Entries taken from a collection:
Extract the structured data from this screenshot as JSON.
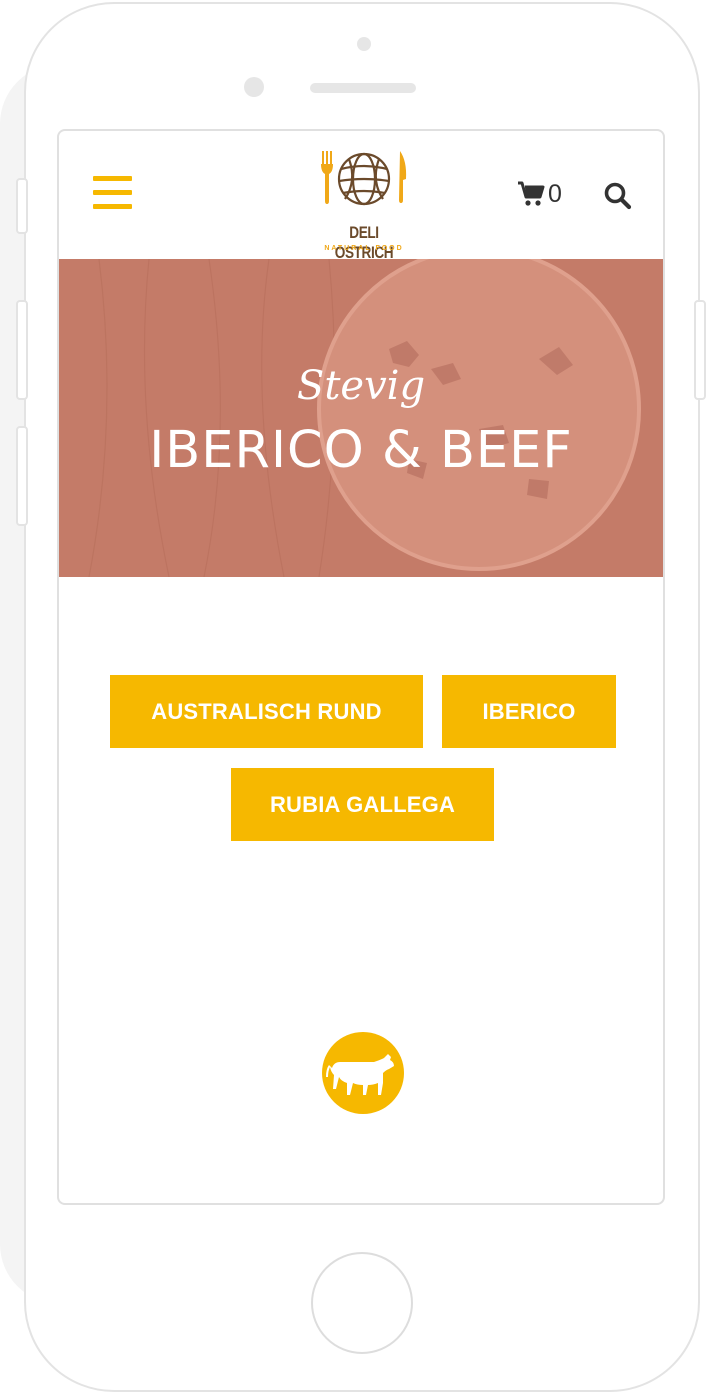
{
  "header": {
    "logo_title": "DELI OSTRICH",
    "logo_subtitle": "NATURAL FOOD",
    "cart_count": "0",
    "menu_icon": "hamburger-menu-icon",
    "cart_icon": "shopping-cart-icon",
    "search_icon": "search-icon"
  },
  "hero": {
    "overline": "Stevig",
    "title": "IBERICO & BEEF"
  },
  "categories": [
    {
      "label": "AUSTRALISCH RUND"
    },
    {
      "label": "IBERICO"
    },
    {
      "label": "RUBIA GALLEGA"
    }
  ],
  "badge": {
    "icon": "cow-icon"
  },
  "colors": {
    "accent": "#f6b800",
    "hero_tint": "#c47b68",
    "logo_brown": "#6b4a2b",
    "logo_orange": "#f0a818",
    "icon_dark": "#333333"
  }
}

* SET PROBLEM *
The listing above must be printed again exactly, minus its pictures.

* RESULT *
Extract the structured data from this screenshot as JSON.
{
  "header": {
    "logo_title": "DELI OSTRICH",
    "logo_subtitle": "NATURAL FOOD",
    "cart_count": "0",
    "menu_icon": "hamburger-menu-icon",
    "cart_icon": "shopping-cart-icon",
    "search_icon": "search-icon"
  },
  "hero": {
    "overline": "Stevig",
    "title": "IBERICO & BEEF"
  },
  "categories": [
    {
      "label": "AUSTRALISCH RUND"
    },
    {
      "label": "IBERICO"
    },
    {
      "label": "RUBIA GALLEGA"
    }
  ],
  "badge": {
    "icon": "cow-icon"
  },
  "colors": {
    "accent": "#f6b800",
    "hero_tint": "#c47b68",
    "logo_brown": "#6b4a2b",
    "logo_orange": "#f0a818",
    "icon_dark": "#333333"
  }
}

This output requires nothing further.